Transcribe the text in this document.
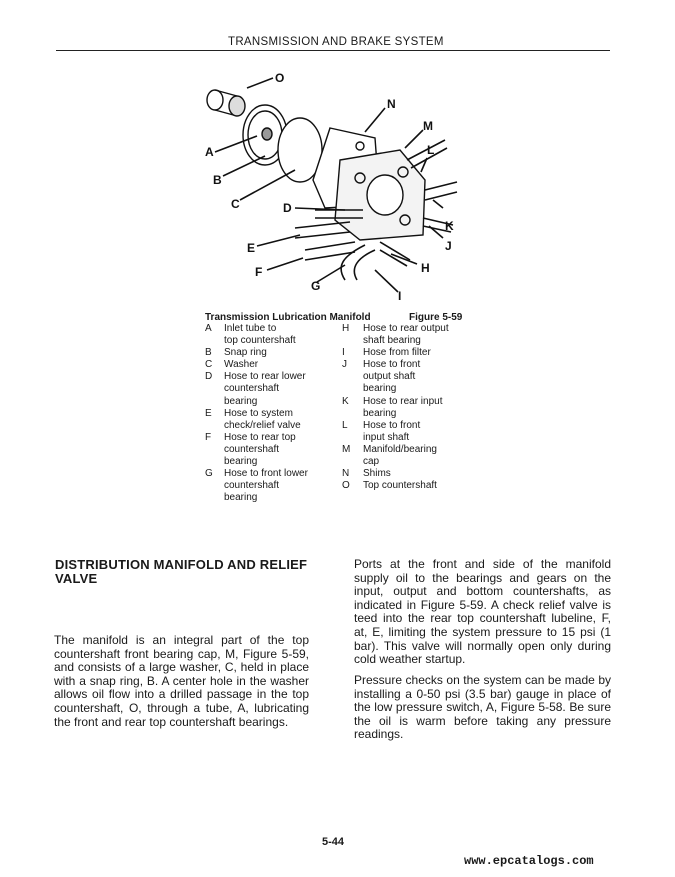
TRANSMISSION AND BRAKE SYSTEM
O
N
M
L
A
B
C	D
K
J
E
F
G
H
I
Transmission Lubrication Manifold	Figure 5-59
A	Inlet tube to
top countershaft
B	Snap ring
C	Washer
D	Hose to rear lower
countershaft
bearing
E	Hose to system
check/relief valve
F	Hose to rear top
countershaft
bearing
G	Hose to front lower
countershaft
bearing
H	Hose to rear output
shaft bearing
I	Hose from filter
J	Hose to front
output shaft
bearing
K	Hose to rear input
bearing
L	Hose to front
input shaft
M	Manifold/bearing
cap
N	Shims
O	Top countershaft
DISTRIBUTION MANIFOLD AND RELIEF VALVE
The manifold is an integral part of the top countershaft front bearing cap, M, Figure 5-59, and consists of a large washer, C, held in place with a snap ring, B. A center hole in the washer allows oil flow into a drilled passage in the top countershaft, O, through a tube, A, lubricating the front and rear top countershaft bearings.
Ports at the front and side of the manifold supply oil to the bearings and gears on the input, output and bottom countershafts, as indicated in Figure 5-59. A check relief valve is teed into the rear top countershaft lubeline, F, at, E, limiting the system pressure to 15 psi (1 bar). This valve will normally open only during cold weather startup.
Pressure checks on the system can be made by installing a 0-50 psi (3.5 bar) gauge in place of the low pressure switch, A, Figure 5-58. Be sure the oil is warm before taking any pressure readings.
5-44
www.epcatalogs.com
***
TASK DETAILS
Retype all entries exactly as they appear, dropping the images.

WRITTEN RESPONSE
Transcribe the text in this document.
TRANSMISSION AND BRAKE SYSTEM
O
N
M
L
A
B
C	D
K
J
E
F
G
H
I
Transmission Lubrication Manifold	Figure 5-59
A	Inlet tube to
top countershaft
B	Snap ring
C	Washer
D	Hose to rear lower
countershaft
bearing
E	Hose to system
check/relief valve
F	Hose to rear top
countershaft
bearing
G	Hose to front lower
countershaft
bearing
H	Hose to rear output
shaft bearing
I	Hose from filter
J	Hose to front
output shaft
bearing
K	Hose to rear input
bearing
L	Hose to front
input shaft
M	Manifold/bearing
cap
N	Shims
O	Top countershaft
DISTRIBUTION MANIFOLD AND RELIEF VALVE
The manifold is an integral part of the top countershaft front bearing cap, M, Figure 5-59, and consists of a large washer, C, held in place with a snap ring, B. A center hole in the washer allows oil flow into a drilled passage in the top countershaft, O, through a tube, A, lubricating the front and rear top countershaft bearings.
Ports at the front and side of the manifold supply oil to the bearings and gears on the input, output and bottom countershafts, as indicated in Figure 5-59. A check relief valve is teed into the rear top countershaft lubeline, F, at, E, limiting the system pressure to 15 psi (1 bar). This valve will normally open only during cold weather startup.
Pressure checks on the system can be made by installing a 0-50 psi (3.5 bar) gauge in place of the low pressure switch, A, Figure 5-58. Be sure the oil is warm before taking any pressure readings.
5-44
www.epcatalogs.com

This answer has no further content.